TEXT SHOWN:
■ ■ ■
- Location: Pozzuoli, Italy
- Coordinates: 40°51′31.55″N 14°2′59.68″E﻿ / ﻿40.8587639°N 14.0499111°E
- Type: artificial lake (drained)

Location
- Interactive map of Lago di Licola

= Lago di Licola =

Former artificial coastal lake in Pozzuoli, Italy

The Lago di Licola (English: Licola Lake) was an artificial lake located on the coast in the municipality of Pozzuoli, near the locality of Licola.

== History and description ==
During the Neronian era, the emperor himself decided to construct a navigable canal, called Fossa Neronis, intended to connect the port of Pozzuoli with Rome, spanning a length of one hundred sixty miles. The project was designed by architects Severus and Celer, and construction began in an area slightly north of Cumae, already predominantly marshy, where numerous coots, locally called follicole in dialect, resided, giving the area its name, Licola. With Nero's death, construction was halted, and the project was definitively abandoned. The ditch created, fed by waters from nearby hills, gave rise to a marsh. This was transformed into a lake following reclamation works during the Middle Ages.
■ ■ ■
DATASET CONTENT:
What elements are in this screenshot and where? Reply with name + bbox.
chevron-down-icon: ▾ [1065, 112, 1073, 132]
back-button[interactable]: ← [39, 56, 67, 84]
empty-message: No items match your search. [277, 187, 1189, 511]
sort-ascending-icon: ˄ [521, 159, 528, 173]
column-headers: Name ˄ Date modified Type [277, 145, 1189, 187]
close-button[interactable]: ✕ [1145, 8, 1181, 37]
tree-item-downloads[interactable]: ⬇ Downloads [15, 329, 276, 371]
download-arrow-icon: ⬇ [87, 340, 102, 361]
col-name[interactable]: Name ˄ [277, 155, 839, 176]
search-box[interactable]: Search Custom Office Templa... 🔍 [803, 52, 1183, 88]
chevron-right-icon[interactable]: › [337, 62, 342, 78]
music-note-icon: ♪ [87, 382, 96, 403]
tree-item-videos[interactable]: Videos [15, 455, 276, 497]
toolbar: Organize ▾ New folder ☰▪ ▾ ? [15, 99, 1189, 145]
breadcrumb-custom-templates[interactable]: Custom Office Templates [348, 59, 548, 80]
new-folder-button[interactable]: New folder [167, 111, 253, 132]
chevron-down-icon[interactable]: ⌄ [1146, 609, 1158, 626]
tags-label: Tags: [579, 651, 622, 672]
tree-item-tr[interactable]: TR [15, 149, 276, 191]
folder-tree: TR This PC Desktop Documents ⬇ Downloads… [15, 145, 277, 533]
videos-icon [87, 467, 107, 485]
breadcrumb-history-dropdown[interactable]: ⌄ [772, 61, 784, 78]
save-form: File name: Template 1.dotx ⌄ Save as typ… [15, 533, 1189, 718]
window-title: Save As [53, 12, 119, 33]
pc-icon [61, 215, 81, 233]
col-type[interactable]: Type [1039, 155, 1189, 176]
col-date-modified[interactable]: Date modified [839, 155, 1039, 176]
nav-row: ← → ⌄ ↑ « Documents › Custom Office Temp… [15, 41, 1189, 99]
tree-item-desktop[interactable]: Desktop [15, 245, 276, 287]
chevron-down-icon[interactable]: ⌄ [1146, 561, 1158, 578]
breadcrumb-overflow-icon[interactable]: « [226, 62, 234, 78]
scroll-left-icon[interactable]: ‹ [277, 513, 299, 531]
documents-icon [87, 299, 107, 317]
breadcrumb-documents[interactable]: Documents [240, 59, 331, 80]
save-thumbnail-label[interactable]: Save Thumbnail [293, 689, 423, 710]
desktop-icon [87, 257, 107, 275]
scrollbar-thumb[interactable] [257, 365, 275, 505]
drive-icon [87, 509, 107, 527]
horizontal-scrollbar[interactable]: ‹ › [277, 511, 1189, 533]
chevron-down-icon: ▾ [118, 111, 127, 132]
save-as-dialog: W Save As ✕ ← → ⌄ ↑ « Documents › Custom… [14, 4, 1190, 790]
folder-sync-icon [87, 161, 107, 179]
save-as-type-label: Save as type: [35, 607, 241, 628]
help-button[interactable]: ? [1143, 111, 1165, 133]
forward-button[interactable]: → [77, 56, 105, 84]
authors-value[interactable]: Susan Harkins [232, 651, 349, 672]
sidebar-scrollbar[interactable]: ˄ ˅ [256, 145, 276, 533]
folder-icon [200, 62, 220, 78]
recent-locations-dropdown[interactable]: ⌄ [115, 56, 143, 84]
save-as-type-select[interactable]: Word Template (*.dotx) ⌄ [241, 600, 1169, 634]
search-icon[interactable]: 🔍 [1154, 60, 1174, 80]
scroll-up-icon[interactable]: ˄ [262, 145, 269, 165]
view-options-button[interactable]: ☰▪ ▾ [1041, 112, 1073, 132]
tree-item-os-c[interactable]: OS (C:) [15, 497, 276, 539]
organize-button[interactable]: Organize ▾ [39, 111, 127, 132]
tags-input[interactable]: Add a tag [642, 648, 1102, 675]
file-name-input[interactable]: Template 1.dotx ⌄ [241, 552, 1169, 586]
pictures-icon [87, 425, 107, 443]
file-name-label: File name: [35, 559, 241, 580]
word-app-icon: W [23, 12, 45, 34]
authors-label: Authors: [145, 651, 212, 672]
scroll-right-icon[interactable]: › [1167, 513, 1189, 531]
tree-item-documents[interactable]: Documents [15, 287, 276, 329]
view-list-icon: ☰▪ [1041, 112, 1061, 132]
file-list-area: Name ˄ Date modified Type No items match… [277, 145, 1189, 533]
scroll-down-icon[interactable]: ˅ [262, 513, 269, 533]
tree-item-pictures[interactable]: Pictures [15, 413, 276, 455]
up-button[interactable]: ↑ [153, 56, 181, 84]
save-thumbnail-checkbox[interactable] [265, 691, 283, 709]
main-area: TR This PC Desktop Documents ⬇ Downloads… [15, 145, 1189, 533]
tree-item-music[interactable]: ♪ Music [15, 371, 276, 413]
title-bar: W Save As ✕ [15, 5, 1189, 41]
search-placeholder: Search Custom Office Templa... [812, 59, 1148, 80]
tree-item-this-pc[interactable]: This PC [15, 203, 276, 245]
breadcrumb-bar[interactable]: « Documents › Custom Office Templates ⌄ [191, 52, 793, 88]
■ ■ ■
EXERCISE INSTRUCTIONS: Copy out the whole Lago di Licola text word for word, from the location line at the top to the last sentence. The records aren't used for anything here.

SOLUTION TO THE EXERCISE:
- Location: Pozzuoli, Italy
- Coordinates: 40°51′31.55″N 14°2′59.68″E﻿ / ﻿40.8587639°N 14.0499111°E
- Type: artificial lake (drained)

Location
- Interactive map of Lago di Licola

= Lago di Licola =

Former artificial coastal lake in Pozzuoli, Italy

The Lago di Licola (English: Licola Lake) was an artificial lake located on the coast in the municipality of Pozzuoli, near the locality of Licola.

== History and description ==
During the Neronian era, the emperor himself decided to construct a navigable canal, called Fossa Neronis, intended to connect the port of Pozzuoli with Rome, spanning a length of one hundred sixty miles. The project was designed by architects Severus and Celer, and construction began in an area slightly north of Cumae, already predominantly marshy, where numerous coots, locally called follicole in dialect, resided, giving the area its name, Licola. With Nero's death, construction was halted, and the project was definitively abandoned. The ditch created, fed by waters from nearby hills, gave rise to a marsh. This was transformed into a lake following reclamation works during the Middle Ages.